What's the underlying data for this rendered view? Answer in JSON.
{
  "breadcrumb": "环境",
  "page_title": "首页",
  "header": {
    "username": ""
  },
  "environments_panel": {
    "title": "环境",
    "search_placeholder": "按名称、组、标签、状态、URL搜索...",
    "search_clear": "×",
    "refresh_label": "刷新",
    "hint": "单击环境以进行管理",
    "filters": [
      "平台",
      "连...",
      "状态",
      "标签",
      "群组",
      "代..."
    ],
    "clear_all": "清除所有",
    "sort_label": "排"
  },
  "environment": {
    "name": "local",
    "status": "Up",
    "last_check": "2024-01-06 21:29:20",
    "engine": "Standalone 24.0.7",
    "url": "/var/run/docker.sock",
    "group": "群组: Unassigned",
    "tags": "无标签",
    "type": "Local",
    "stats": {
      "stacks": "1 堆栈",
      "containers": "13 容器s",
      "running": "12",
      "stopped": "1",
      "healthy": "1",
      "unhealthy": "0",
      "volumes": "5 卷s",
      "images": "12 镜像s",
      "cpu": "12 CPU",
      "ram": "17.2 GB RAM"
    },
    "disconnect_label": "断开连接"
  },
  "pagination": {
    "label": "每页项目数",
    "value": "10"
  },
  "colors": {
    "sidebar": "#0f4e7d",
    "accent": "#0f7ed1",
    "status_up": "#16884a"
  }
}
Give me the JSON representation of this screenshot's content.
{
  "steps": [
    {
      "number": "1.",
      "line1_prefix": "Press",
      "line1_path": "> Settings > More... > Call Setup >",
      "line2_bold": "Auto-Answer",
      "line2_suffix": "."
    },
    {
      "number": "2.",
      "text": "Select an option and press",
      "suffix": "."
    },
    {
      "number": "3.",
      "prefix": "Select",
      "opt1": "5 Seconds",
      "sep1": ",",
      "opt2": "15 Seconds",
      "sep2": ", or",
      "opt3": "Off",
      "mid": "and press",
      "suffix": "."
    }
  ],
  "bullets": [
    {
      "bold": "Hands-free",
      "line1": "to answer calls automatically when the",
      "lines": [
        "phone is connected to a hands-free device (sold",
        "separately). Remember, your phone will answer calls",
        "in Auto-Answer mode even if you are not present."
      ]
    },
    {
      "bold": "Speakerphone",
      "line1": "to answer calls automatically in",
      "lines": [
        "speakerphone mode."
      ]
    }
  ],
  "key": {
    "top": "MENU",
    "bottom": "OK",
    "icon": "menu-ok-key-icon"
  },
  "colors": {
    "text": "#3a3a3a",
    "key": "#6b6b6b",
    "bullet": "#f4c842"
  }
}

-- DO THIS --
Return, word for word, each line from the line that contains "Give me the" to the end of the listing above; include both end lines and nothing else.

-- FINISHED ANSWER --
Give me the JSON representation of this screenshot's content.
{
  "steps": [
    {
      "number": "1.",
      "line1_prefix": "Press",
      "line1_path": "> Settings > More... > Call Setup >",
      "line2_bold": "Auto-Answer",
      "line2_suffix": "."
    },
    {
      "number": "2.",
      "text": "Select an option and press",
      "suffix": "."
    },
    {
      "number": "3.",
      "prefix": "Select",
      "opt1": "5 Seconds",
      "sep1": ",",
      "opt2": "15 Seconds",
      "sep2": ", or",
      "opt3": "Off",
      "mid": "and press",
      "suffix": "."
    }
  ],
  "bullets": [
    {
      "bold": "Hands-free",
      "line1": "to answer calls automatically when the",
      "lines": [
        "phone is connected to a hands-free device (sold",
        "separately). Remember, your phone will answer calls",
        "in Auto-Answer mode even if you are not present."
      ]
    },
    {
      "bold": "Speakerphone",
      "line1": "to answer calls automatically in",
      "lines": [
        "speakerphone mode."
      ]
    }
  ],
  "key": {
    "top": "MENU",
    "bottom": "OK",
    "icon": "menu-ok-key-icon"
  },
  "colors": {
    "text": "#3a3a3a",
    "key": "#6b6b6b",
    "bullet": "#f4c842"
  }
}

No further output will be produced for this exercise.